### Problem to work on
Copy out the lines that include the word "Activity".

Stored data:
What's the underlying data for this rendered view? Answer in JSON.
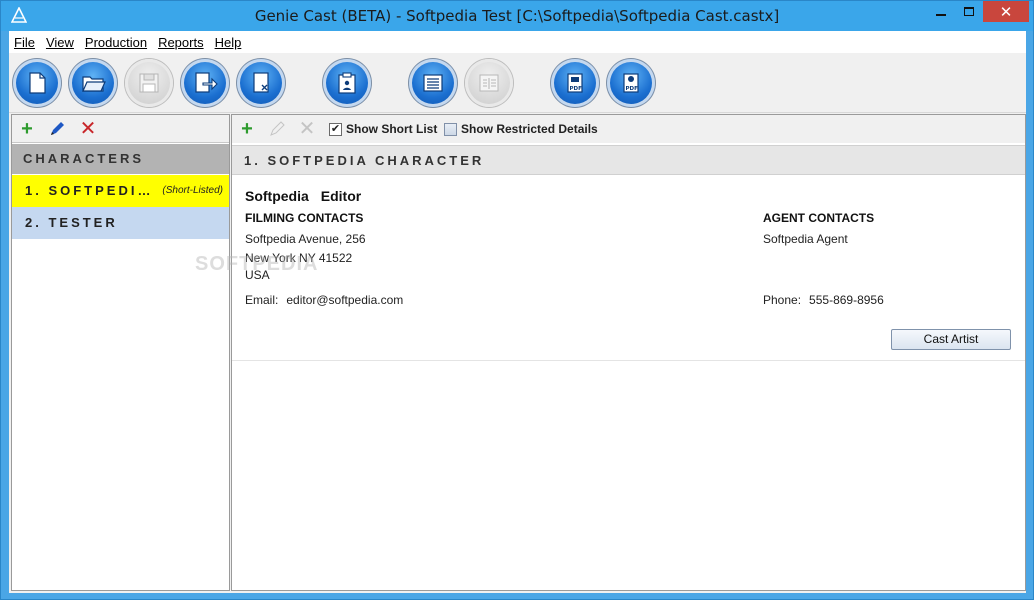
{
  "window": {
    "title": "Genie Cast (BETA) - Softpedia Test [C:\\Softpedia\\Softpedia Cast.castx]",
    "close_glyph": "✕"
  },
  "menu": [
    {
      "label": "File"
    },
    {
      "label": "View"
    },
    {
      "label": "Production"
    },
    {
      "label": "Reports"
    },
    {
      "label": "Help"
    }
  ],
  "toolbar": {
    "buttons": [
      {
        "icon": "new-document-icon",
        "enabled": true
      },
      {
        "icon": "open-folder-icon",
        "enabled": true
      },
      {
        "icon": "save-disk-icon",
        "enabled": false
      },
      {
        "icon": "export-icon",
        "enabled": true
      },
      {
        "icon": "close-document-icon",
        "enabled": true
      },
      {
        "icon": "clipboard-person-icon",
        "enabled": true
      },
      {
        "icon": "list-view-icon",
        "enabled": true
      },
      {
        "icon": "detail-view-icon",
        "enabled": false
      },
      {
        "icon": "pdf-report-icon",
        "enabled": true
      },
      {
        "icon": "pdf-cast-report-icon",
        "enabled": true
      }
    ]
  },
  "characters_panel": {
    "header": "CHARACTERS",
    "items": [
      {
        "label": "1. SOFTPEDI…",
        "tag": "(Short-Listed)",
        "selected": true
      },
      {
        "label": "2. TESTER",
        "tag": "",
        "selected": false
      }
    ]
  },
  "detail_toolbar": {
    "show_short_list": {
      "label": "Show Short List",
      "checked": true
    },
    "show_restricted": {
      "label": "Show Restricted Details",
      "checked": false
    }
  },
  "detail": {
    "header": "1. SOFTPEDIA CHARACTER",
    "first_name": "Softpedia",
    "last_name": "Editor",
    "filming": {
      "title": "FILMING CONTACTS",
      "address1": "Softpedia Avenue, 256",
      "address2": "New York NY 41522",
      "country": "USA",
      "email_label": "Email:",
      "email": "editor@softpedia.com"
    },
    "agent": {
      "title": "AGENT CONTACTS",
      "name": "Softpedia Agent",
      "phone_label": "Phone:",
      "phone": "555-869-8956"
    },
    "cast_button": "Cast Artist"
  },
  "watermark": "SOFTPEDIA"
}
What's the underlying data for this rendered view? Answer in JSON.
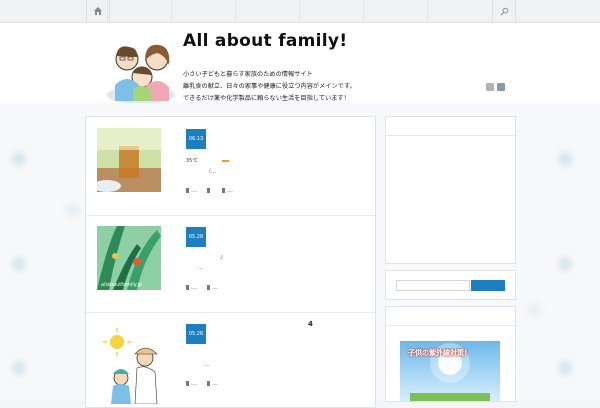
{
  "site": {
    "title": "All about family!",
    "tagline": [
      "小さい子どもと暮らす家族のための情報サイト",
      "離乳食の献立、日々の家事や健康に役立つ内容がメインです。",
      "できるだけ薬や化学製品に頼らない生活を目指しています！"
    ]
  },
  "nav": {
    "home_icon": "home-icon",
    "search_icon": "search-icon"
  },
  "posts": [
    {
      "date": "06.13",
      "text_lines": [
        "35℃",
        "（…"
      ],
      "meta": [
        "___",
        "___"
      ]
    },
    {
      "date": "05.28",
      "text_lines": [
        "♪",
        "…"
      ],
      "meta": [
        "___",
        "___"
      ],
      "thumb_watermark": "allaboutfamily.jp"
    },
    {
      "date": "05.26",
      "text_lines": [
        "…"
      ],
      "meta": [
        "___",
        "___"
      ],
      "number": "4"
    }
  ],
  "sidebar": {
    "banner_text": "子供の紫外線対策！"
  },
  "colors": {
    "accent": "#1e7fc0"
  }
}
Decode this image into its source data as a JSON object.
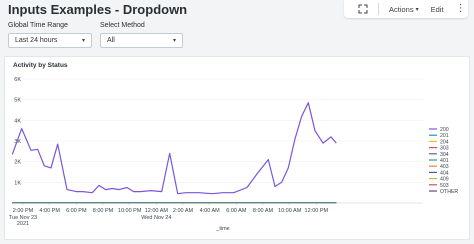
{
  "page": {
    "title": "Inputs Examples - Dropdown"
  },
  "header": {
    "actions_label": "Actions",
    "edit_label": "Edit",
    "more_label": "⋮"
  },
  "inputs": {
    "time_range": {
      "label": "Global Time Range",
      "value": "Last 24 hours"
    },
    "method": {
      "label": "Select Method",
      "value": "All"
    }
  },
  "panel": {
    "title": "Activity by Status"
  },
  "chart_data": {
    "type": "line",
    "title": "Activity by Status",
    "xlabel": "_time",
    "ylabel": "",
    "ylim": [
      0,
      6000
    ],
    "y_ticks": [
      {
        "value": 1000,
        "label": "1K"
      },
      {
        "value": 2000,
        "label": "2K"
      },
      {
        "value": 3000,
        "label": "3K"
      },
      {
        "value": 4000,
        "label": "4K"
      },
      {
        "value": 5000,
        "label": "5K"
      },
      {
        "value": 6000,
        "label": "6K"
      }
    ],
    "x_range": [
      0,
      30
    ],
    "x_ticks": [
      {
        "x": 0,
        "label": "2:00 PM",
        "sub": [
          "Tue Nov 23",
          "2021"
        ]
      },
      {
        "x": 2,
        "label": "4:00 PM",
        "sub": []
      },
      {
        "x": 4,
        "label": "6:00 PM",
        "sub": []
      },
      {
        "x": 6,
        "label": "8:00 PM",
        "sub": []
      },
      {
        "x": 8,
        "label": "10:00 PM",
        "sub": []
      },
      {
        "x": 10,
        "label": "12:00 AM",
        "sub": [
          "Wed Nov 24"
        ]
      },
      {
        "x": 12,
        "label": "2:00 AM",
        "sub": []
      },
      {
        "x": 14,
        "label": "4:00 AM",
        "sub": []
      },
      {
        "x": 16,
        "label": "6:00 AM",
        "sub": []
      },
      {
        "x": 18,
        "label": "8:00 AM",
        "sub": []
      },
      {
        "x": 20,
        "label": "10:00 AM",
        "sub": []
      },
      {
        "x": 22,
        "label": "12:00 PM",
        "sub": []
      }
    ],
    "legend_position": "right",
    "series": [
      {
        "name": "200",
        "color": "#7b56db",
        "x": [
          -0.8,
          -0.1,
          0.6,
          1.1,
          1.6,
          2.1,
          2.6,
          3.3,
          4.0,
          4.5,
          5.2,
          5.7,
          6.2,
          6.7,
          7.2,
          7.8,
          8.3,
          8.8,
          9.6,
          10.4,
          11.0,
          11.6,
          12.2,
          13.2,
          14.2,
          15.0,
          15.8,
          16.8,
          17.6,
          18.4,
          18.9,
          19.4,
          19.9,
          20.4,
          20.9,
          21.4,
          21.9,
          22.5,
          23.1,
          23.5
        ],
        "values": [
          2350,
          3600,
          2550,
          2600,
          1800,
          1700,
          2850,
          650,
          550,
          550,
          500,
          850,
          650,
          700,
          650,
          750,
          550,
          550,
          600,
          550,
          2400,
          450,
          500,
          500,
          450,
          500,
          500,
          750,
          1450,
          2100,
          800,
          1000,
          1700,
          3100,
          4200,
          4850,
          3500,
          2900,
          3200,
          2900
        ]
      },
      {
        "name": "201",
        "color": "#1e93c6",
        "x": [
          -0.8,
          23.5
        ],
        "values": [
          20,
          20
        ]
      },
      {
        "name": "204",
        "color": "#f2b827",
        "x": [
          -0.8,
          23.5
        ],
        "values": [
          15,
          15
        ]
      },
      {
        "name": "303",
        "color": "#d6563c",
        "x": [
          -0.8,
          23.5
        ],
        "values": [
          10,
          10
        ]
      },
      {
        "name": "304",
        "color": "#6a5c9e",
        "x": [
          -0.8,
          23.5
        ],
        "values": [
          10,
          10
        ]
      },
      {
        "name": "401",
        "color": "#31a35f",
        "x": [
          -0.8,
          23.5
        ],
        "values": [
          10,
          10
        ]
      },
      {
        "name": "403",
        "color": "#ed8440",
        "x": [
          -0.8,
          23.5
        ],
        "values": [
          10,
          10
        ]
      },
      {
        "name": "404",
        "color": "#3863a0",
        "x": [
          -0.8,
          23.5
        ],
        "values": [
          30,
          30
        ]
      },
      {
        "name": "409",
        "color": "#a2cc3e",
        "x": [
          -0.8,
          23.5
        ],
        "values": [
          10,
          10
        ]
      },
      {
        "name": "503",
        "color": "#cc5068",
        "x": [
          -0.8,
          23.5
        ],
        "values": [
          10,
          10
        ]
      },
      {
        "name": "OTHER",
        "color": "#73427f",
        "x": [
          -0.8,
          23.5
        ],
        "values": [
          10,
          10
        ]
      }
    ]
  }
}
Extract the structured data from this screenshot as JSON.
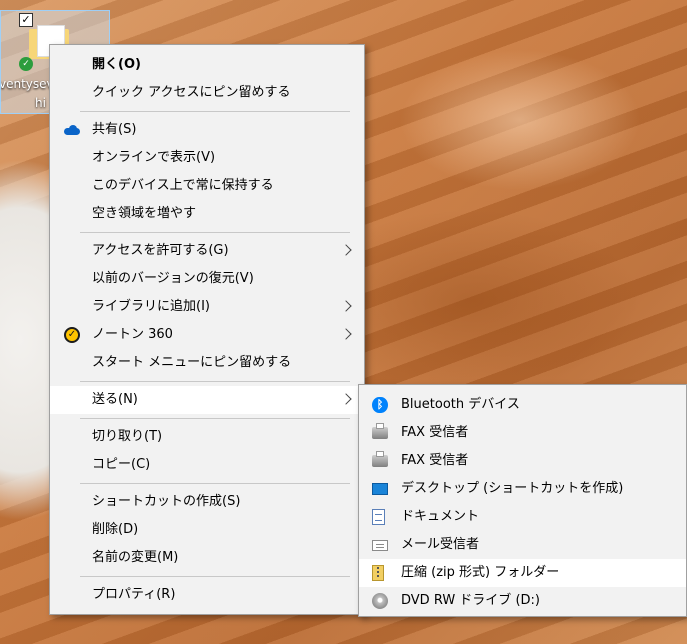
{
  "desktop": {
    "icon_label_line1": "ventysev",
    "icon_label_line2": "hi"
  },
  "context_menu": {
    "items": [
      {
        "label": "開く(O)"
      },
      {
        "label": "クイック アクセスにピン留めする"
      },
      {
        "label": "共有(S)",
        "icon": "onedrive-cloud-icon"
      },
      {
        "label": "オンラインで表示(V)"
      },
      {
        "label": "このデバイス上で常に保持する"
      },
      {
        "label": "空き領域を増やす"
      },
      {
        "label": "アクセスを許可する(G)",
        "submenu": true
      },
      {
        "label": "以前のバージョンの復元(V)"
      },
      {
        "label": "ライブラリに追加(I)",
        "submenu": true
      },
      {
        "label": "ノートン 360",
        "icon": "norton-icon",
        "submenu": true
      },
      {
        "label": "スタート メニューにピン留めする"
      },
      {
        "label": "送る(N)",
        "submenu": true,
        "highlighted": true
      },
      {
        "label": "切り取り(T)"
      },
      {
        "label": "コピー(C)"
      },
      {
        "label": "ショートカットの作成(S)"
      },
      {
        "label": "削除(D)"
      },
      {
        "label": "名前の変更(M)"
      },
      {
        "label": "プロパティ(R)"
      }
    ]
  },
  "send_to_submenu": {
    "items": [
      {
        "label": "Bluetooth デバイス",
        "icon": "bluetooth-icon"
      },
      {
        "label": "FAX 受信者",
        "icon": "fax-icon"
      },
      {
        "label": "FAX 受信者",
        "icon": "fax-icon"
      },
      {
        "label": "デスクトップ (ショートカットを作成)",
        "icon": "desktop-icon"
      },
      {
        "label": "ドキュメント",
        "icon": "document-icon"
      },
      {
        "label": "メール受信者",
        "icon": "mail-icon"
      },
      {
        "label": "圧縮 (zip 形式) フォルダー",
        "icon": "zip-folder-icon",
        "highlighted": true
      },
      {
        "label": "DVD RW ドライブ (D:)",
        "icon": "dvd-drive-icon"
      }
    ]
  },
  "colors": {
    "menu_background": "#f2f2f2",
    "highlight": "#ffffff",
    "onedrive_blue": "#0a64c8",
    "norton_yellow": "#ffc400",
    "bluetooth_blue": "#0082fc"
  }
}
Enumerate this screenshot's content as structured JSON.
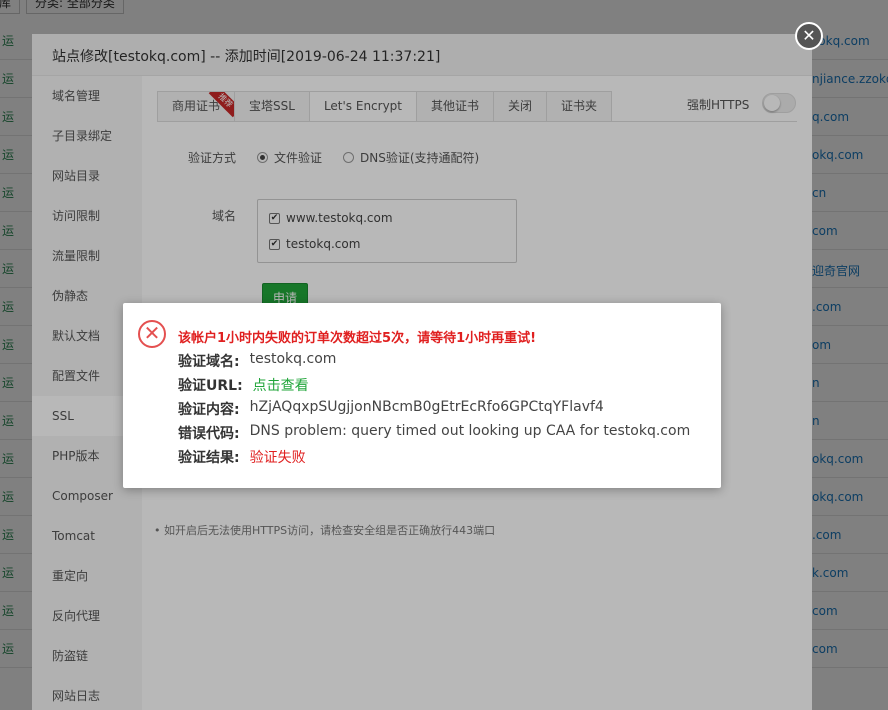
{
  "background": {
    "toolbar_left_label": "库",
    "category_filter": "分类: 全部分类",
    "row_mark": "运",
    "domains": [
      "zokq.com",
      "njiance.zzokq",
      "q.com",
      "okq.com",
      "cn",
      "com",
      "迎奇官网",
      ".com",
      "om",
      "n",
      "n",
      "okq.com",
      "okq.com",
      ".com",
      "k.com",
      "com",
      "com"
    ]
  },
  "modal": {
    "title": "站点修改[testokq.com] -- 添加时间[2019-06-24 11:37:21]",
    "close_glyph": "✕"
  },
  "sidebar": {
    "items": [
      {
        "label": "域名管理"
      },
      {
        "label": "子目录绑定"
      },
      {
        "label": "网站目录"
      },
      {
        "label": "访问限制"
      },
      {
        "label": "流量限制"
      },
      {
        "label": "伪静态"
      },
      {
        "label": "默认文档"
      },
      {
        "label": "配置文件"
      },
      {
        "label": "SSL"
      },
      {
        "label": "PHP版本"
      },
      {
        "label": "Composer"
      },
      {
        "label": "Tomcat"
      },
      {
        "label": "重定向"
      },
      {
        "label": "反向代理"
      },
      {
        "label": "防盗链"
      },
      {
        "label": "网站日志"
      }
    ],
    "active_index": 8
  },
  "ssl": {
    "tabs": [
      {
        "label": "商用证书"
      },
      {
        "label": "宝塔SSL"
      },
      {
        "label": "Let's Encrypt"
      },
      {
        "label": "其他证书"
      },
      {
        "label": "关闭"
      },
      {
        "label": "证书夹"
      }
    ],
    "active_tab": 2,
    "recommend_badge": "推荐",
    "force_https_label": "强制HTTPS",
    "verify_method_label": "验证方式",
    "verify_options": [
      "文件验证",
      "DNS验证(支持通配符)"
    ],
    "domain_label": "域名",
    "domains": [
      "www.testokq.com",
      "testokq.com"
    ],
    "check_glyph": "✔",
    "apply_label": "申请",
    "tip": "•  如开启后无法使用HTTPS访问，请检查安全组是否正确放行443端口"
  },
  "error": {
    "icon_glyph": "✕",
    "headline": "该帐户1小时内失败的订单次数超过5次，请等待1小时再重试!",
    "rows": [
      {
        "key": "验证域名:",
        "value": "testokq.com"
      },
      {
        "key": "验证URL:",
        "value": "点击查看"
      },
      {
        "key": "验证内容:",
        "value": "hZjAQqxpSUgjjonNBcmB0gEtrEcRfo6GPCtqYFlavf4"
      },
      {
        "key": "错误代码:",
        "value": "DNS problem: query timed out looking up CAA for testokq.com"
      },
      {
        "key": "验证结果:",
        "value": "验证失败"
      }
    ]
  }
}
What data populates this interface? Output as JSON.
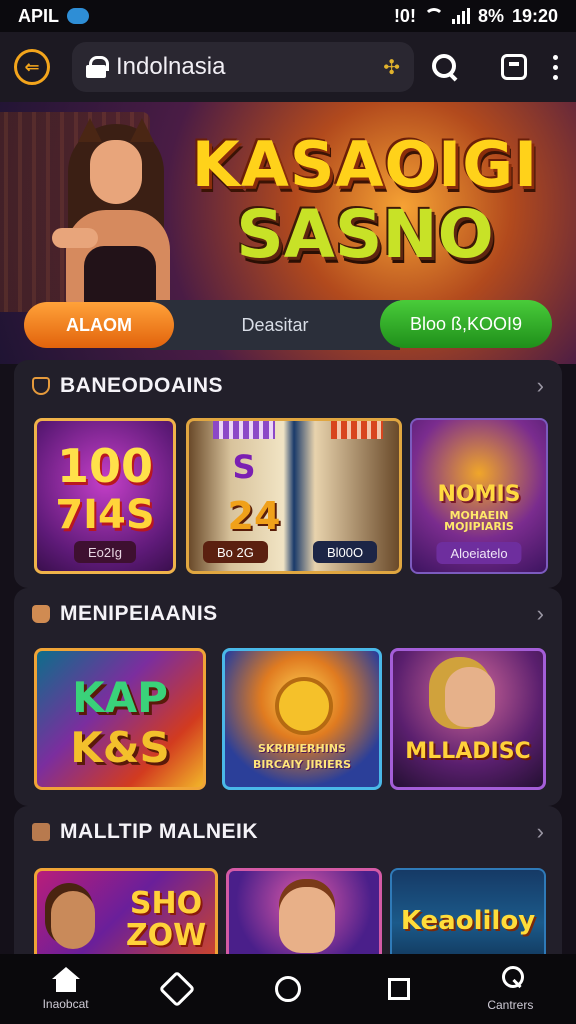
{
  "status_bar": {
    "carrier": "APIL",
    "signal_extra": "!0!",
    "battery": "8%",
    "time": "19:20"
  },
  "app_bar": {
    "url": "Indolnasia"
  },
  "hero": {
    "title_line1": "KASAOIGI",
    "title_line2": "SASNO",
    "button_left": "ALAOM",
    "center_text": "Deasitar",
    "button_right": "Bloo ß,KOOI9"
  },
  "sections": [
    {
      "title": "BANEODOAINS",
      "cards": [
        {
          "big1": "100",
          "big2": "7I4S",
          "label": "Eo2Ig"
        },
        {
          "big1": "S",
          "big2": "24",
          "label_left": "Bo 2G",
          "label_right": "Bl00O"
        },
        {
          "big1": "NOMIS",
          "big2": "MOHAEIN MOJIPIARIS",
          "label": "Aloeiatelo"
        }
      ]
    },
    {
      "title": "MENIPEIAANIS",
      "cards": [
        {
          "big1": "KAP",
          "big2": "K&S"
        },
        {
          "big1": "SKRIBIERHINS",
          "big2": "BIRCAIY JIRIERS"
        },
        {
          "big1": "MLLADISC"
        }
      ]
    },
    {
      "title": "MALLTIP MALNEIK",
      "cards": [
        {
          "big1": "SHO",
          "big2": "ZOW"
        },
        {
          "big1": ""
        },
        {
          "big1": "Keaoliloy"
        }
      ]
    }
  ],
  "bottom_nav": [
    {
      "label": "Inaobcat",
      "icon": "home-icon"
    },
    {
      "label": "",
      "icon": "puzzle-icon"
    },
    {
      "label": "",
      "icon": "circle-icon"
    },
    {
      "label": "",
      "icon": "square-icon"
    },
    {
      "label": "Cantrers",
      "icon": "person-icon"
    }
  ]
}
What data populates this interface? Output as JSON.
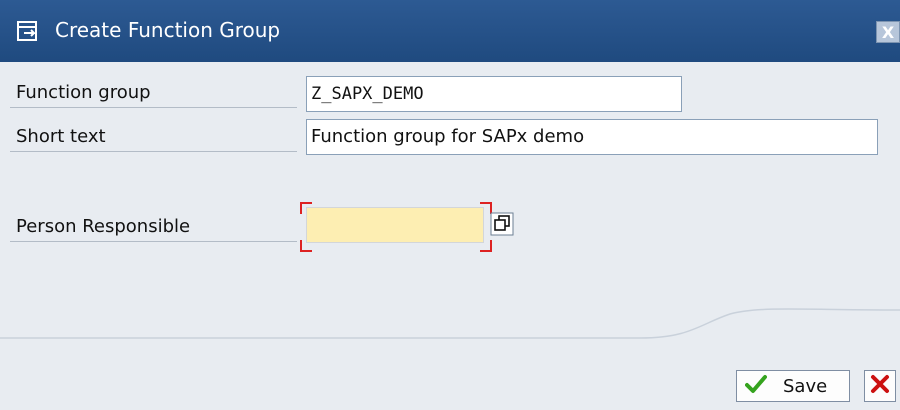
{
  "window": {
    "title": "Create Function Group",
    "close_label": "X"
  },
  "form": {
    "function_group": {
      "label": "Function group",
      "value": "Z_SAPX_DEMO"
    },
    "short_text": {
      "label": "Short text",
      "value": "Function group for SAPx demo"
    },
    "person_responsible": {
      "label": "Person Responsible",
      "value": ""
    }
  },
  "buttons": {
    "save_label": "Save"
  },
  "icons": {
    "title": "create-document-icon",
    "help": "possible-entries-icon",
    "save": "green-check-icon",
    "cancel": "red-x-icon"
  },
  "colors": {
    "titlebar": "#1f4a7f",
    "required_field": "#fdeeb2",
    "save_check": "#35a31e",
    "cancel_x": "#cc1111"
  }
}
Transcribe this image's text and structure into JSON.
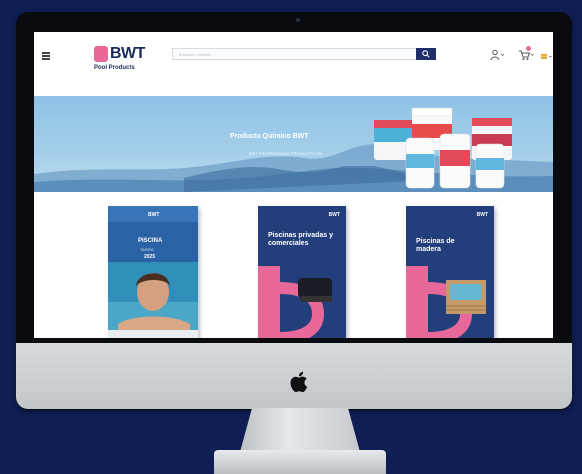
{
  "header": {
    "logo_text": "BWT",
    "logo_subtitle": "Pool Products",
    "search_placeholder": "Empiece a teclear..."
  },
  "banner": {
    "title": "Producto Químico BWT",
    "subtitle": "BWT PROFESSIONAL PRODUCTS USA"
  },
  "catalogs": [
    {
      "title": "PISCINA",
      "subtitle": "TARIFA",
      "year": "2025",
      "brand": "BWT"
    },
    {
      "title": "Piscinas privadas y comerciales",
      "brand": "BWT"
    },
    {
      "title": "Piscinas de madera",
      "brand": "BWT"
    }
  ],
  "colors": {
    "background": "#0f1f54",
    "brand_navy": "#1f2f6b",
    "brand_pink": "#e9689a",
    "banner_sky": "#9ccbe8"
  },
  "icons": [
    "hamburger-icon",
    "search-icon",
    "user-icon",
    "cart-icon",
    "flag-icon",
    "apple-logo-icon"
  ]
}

### Solved exercise
    "title": "Activity by Status"
    "title": "Activity by Status",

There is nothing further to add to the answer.